### What the exercise asks
Count how many lines of the material below have the word "country" and give only the number.

start Dataset content

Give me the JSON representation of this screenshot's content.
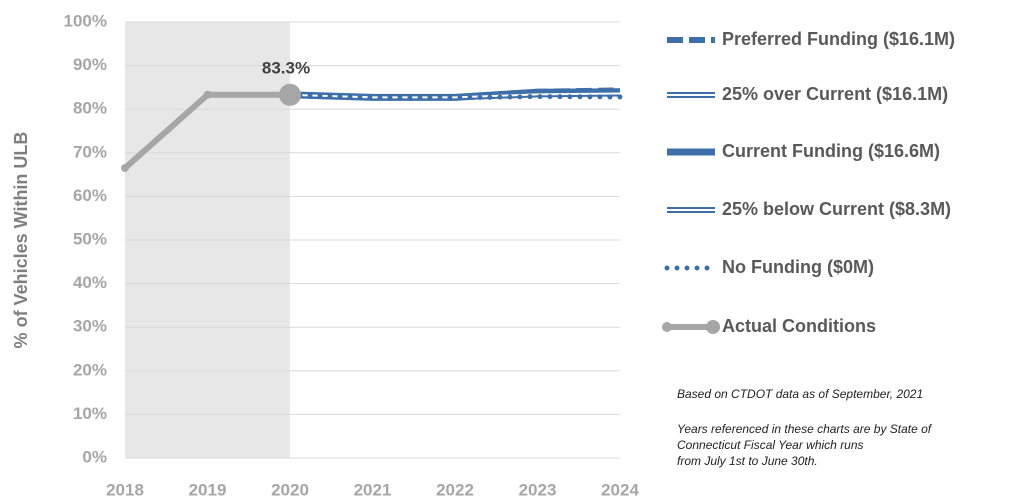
{
  "chart_data": {
    "type": "line",
    "y_axis_label": "% of Vehicles Within ULB",
    "categories": [
      "2018",
      "2019",
      "2020",
      "2021",
      "2022",
      "2023",
      "2024"
    ],
    "ylim": [
      0,
      100
    ],
    "yticks": [
      {
        "value": 0,
        "label": "0%"
      },
      {
        "value": 10,
        "label": "10%"
      },
      {
        "value": 20,
        "label": "20%"
      },
      {
        "value": 30,
        "label": "30%"
      },
      {
        "value": 40,
        "label": "40%"
      },
      {
        "value": 50,
        "label": "50%"
      },
      {
        "value": 60,
        "label": "60%"
      },
      {
        "value": 70,
        "label": "70%"
      },
      {
        "value": 80,
        "label": "80%"
      },
      {
        "value": 90,
        "label": "90%"
      },
      {
        "value": 100,
        "label": "100%"
      }
    ],
    "grid": true,
    "legend": "right",
    "series": [
      {
        "name": "Preferred Funding ($16.1M)",
        "color": "#3f6fa8",
        "style": "dashed",
        "values": [
          null,
          null,
          83.3,
          82.7,
          82.7,
          84.0,
          84.3
        ]
      },
      {
        "name": "25% over Current ($16.1M)",
        "color": "#3f6fa8",
        "style": "double",
        "values": [
          null,
          null,
          83.3,
          82.7,
          82.7,
          83.8,
          84.1
        ]
      },
      {
        "name": "Current Funding ($16.6M)",
        "color": "#3f6fa8",
        "style": "solid",
        "values": [
          null,
          null,
          83.3,
          82.7,
          82.7,
          83.9,
          84.0
        ]
      },
      {
        "name": "25% below Current ($8.3M)",
        "color": "#3f6fa8",
        "style": "double",
        "values": [
          null,
          null,
          83.3,
          82.7,
          82.7,
          83.4,
          83.6
        ]
      },
      {
        "name": "No Funding ($0M)",
        "color": "#3f6fa8",
        "style": "dotted",
        "values": [
          null,
          null,
          83.3,
          82.6,
          82.6,
          82.9,
          82.8
        ]
      },
      {
        "name": "Actual Conditions",
        "color": "#a6a6a6",
        "style": "markers",
        "values": [
          66.5,
          83.3,
          83.3,
          null,
          null,
          null,
          null
        ],
        "value_labels": [
          null,
          null,
          "83.3%",
          null,
          null,
          null,
          null
        ]
      }
    ],
    "notes": [
      "Based on CTDOT data as of September, 2021"
    ],
    "note_lines": [
      "Years referenced in these charts are by State of",
      "Connecticut Fiscal Year which runs",
      "from July 1st to June 30th."
    ]
  }
}
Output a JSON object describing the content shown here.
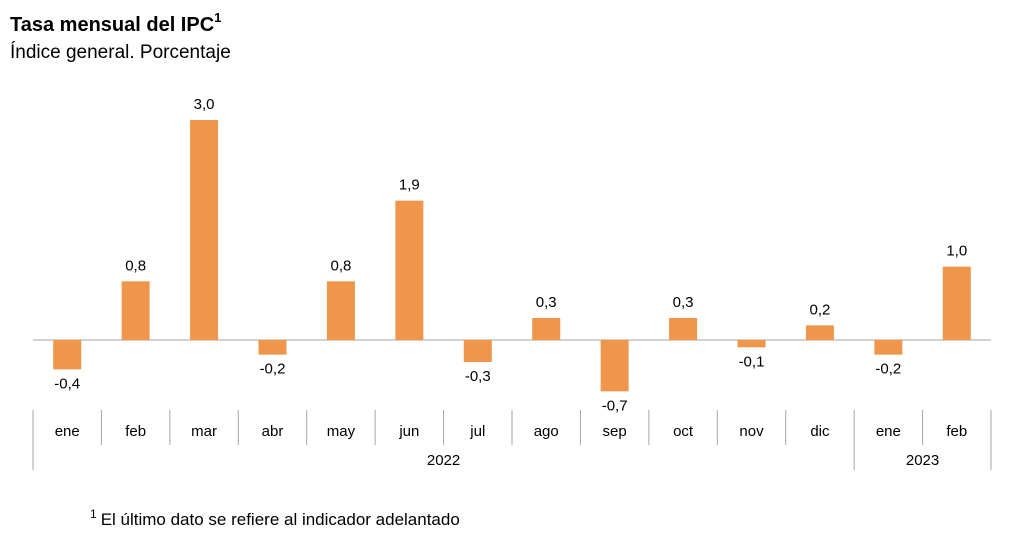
{
  "chart_data": {
    "type": "bar",
    "title": "Tasa mensual del IPC",
    "title_note": "1",
    "subtitle": "Índice general. Porcentaje",
    "footnote_marker": "1",
    "footnote": "El último dato se refiere al indicador adelantado",
    "groups": [
      {
        "label": "2022",
        "categories": [
          "ene",
          "feb",
          "mar",
          "abr",
          "may",
          "jun",
          "jul",
          "ago",
          "sep",
          "oct",
          "nov",
          "dic"
        ]
      },
      {
        "label": "2023",
        "categories": [
          "ene",
          "feb"
        ]
      }
    ],
    "values": [
      -0.4,
      0.8,
      3.0,
      -0.2,
      0.8,
      1.9,
      -0.3,
      0.3,
      -0.7,
      0.3,
      -0.1,
      0.2,
      -0.2,
      1.0
    ],
    "value_labels": [
      "-0,4",
      "0,8",
      "3,0",
      "-0,2",
      "0,8",
      "1,9",
      "-0,3",
      "0,3",
      "-0,7",
      "0,3",
      "-0,1",
      "0,2",
      "-0,2",
      "1,0"
    ],
    "color": "#f0964a"
  }
}
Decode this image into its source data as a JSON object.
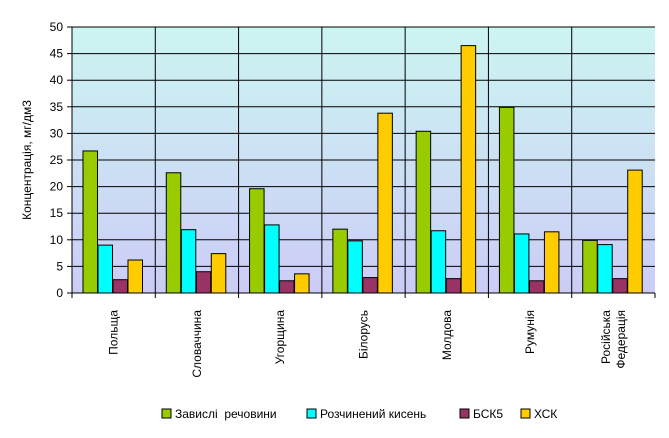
{
  "chart_data": {
    "type": "bar",
    "ylabel": "Концентрація, мг/дм3",
    "ylim": [
      0,
      50
    ],
    "yticks": [
      0,
      5,
      10,
      15,
      20,
      25,
      30,
      35,
      40,
      45,
      50
    ],
    "grid": "horizontal",
    "legend_position": "bottom",
    "categories": [
      [
        "Польща"
      ],
      [
        "Словаччина"
      ],
      [
        "Угорщина"
      ],
      [
        "Білорусь"
      ],
      [
        "Молдова"
      ],
      [
        "Румунія"
      ],
      [
        "Російська",
        "Федерація"
      ]
    ],
    "series": [
      {
        "name": "Завислі  речовини",
        "color": "#99cc00",
        "values": [
          26.7,
          22.6,
          19.6,
          12.0,
          30.4,
          34.9,
          9.9
        ]
      },
      {
        "name": "Розчинений кисень",
        "color": "#00ffff",
        "values": [
          9.0,
          11.9,
          12.8,
          9.8,
          11.7,
          11.1,
          9.1
        ]
      },
      {
        "name": "БСК5",
        "color": "#993366",
        "values": [
          2.5,
          4.0,
          2.3,
          2.9,
          2.7,
          2.3,
          2.7
        ]
      },
      {
        "name": "ХСК",
        "color": "#ffcc00",
        "values": [
          6.2,
          7.4,
          3.6,
          33.8,
          46.5,
          11.5,
          23.1
        ]
      }
    ]
  }
}
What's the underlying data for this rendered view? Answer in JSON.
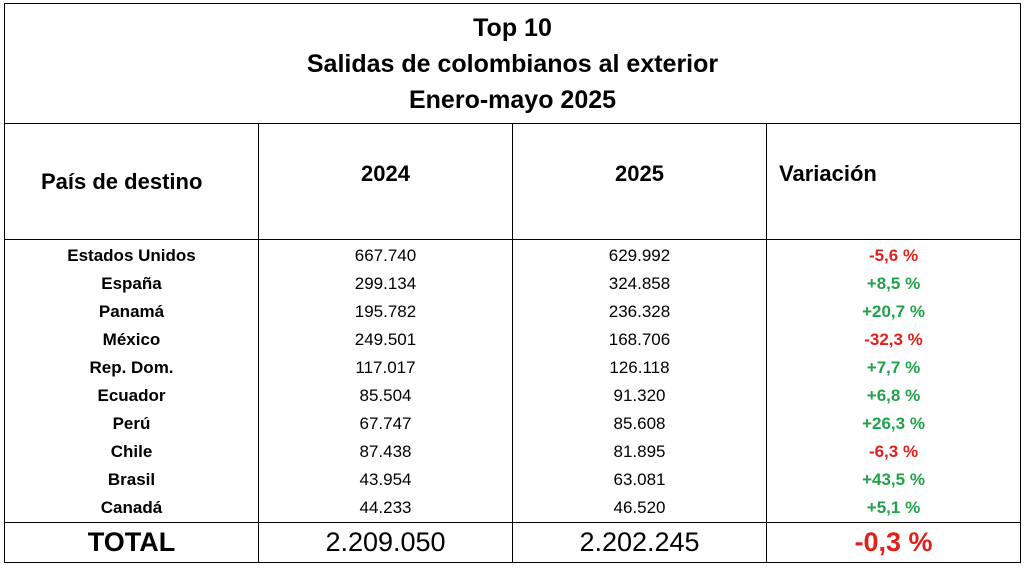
{
  "chart_data": {
    "type": "table",
    "title_lines": [
      "Top 10",
      "Salidas de colombianos al exterior",
      "Enero-mayo 2025"
    ],
    "columns": [
      "País de destino",
      "2024",
      "2025",
      "Variación"
    ],
    "rows": [
      {
        "country": "Estados Unidos",
        "y2024": "667.740",
        "y2025": "629.992",
        "variation": "-5,6 %",
        "sign": "neg"
      },
      {
        "country": "España",
        "y2024": "299.134",
        "y2025": "324.858",
        "variation": "+8,5 %",
        "sign": "pos"
      },
      {
        "country": "Panamá",
        "y2024": "195.782",
        "y2025": "236.328",
        "variation": "+20,7 %",
        "sign": "pos"
      },
      {
        "country": "México",
        "y2024": "249.501",
        "y2025": "168.706",
        "variation": "-32,3 %",
        "sign": "neg"
      },
      {
        "country": "Rep. Dom.",
        "y2024": "117.017",
        "y2025": "126.118",
        "variation": "+7,7 %",
        "sign": "pos"
      },
      {
        "country": "Ecuador",
        "y2024": "85.504",
        "y2025": "91.320",
        "variation": "+6,8 %",
        "sign": "pos"
      },
      {
        "country": "Perú",
        "y2024": "67.747",
        "y2025": "85.608",
        "variation": "+26,3 %",
        "sign": "pos"
      },
      {
        "country": "Chile",
        "y2024": "87.438",
        "y2025": "81.895",
        "variation": "-6,3 %",
        "sign": "neg"
      },
      {
        "country": "Brasil",
        "y2024": "43.954",
        "y2025": "63.081",
        "variation": "+43,5 %",
        "sign": "pos"
      },
      {
        "country": "Canadá",
        "y2024": "44.233",
        "y2025": "46.520",
        "variation": "+5,1 %",
        "sign": "pos"
      }
    ],
    "total": {
      "label": "TOTAL",
      "y2024": "2.209.050",
      "y2025": "2.202.245",
      "variation": "-0,3 %",
      "sign": "neg"
    },
    "colors": {
      "positive": "#1fa34a",
      "negative": "#e0201b"
    }
  }
}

end Dataset content

### Exercise response
10